Challenge: Retype the entries below without any changes, starting at their first line and ending with the line that contains "row-number[interactable]: 10 xyxy=(160,404,189,426)". Include both of those lines.

---------- Data to use

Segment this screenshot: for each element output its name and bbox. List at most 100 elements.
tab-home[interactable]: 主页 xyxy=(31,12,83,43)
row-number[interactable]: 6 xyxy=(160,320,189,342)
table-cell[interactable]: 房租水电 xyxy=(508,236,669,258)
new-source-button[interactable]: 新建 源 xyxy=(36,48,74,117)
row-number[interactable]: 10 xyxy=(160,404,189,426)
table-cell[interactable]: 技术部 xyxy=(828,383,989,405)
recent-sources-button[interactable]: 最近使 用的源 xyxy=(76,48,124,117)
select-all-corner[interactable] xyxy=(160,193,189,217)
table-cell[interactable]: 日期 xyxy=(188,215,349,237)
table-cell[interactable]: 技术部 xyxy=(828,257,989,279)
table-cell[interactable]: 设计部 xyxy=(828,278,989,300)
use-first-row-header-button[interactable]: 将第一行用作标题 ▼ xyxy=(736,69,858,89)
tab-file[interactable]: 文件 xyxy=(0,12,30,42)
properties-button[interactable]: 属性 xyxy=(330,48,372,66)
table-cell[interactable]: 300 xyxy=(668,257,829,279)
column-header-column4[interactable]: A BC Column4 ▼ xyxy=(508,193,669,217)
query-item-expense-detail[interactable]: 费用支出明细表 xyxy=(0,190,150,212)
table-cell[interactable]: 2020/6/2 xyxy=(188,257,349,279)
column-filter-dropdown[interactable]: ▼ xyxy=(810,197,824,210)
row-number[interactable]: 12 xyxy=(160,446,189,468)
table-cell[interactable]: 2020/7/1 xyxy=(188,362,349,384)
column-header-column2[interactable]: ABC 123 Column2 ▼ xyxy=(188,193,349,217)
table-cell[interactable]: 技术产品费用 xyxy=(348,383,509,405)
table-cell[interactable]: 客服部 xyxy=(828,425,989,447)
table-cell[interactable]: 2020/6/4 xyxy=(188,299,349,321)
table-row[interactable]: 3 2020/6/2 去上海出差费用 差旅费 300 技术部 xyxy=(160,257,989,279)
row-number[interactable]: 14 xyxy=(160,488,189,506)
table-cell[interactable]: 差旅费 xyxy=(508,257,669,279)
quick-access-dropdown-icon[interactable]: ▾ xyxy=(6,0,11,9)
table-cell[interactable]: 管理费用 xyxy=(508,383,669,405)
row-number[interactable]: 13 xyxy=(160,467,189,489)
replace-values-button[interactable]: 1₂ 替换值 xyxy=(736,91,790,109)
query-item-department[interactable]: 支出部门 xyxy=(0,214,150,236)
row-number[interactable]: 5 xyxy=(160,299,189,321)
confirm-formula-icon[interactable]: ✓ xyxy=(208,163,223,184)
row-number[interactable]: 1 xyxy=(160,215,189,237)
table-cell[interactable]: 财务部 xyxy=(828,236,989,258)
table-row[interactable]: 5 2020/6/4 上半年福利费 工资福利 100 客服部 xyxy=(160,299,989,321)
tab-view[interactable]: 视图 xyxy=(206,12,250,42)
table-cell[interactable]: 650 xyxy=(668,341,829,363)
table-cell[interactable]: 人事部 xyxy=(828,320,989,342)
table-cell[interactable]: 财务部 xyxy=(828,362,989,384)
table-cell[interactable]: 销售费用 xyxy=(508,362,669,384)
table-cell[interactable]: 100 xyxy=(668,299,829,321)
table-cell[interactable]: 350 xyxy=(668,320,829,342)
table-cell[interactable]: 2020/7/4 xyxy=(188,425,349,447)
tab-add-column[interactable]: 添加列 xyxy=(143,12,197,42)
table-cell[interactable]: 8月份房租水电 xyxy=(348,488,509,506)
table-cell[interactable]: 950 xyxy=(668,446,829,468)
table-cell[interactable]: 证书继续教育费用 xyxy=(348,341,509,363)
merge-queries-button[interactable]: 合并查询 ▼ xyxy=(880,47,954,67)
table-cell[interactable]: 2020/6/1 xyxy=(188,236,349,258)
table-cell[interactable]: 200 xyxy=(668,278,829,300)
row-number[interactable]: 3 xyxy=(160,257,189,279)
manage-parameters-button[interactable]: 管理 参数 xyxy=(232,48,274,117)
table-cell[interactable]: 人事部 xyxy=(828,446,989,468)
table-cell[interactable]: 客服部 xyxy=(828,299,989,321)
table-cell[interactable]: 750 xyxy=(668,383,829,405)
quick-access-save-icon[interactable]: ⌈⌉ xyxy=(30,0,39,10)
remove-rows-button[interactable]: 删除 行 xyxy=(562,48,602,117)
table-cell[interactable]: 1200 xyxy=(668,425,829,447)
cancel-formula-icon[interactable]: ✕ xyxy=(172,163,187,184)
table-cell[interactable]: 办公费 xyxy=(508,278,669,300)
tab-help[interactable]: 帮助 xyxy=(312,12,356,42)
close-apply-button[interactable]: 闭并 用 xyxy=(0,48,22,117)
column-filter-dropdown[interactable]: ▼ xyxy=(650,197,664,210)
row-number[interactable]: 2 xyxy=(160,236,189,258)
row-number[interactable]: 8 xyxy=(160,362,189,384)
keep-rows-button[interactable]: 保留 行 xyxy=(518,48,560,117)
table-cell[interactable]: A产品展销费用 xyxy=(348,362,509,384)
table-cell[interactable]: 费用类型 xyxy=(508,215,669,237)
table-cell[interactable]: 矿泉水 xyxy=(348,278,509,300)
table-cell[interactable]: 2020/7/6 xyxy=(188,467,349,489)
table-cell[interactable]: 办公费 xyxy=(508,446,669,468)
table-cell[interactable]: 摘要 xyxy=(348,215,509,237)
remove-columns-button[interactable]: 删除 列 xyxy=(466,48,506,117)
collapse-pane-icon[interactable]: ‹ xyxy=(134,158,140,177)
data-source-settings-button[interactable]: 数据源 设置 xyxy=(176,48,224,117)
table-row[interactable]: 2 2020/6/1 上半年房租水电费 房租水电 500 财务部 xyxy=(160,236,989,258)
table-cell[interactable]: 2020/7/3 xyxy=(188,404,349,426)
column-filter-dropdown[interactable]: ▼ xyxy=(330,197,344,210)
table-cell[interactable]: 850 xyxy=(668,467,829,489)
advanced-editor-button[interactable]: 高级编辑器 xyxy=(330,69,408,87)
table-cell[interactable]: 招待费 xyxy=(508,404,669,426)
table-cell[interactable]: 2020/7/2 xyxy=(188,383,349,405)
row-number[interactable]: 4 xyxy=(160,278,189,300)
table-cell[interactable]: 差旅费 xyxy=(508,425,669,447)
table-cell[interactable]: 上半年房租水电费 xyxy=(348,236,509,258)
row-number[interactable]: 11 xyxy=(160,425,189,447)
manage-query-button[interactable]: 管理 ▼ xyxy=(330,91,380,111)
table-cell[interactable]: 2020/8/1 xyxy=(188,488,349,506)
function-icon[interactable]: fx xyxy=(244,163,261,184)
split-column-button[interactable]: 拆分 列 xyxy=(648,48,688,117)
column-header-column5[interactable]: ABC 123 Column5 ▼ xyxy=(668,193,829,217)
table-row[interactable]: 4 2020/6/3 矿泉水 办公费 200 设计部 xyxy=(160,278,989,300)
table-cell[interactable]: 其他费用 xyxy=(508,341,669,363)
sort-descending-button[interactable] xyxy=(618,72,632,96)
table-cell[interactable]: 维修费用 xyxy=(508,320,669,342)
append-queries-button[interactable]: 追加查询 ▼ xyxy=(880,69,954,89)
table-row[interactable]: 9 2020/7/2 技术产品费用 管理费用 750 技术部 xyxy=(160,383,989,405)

--------------------

Output of the exercise:
Segment this screenshot: for each element output its name and bbox. List at most 100 elements.
tab-home[interactable]: 主页 xyxy=(31,12,83,43)
row-number[interactable]: 6 xyxy=(160,320,189,342)
table-cell[interactable]: 房租水电 xyxy=(508,236,669,258)
new-source-button[interactable]: 新建 源 xyxy=(36,48,74,117)
row-number[interactable]: 10 xyxy=(160,404,189,426)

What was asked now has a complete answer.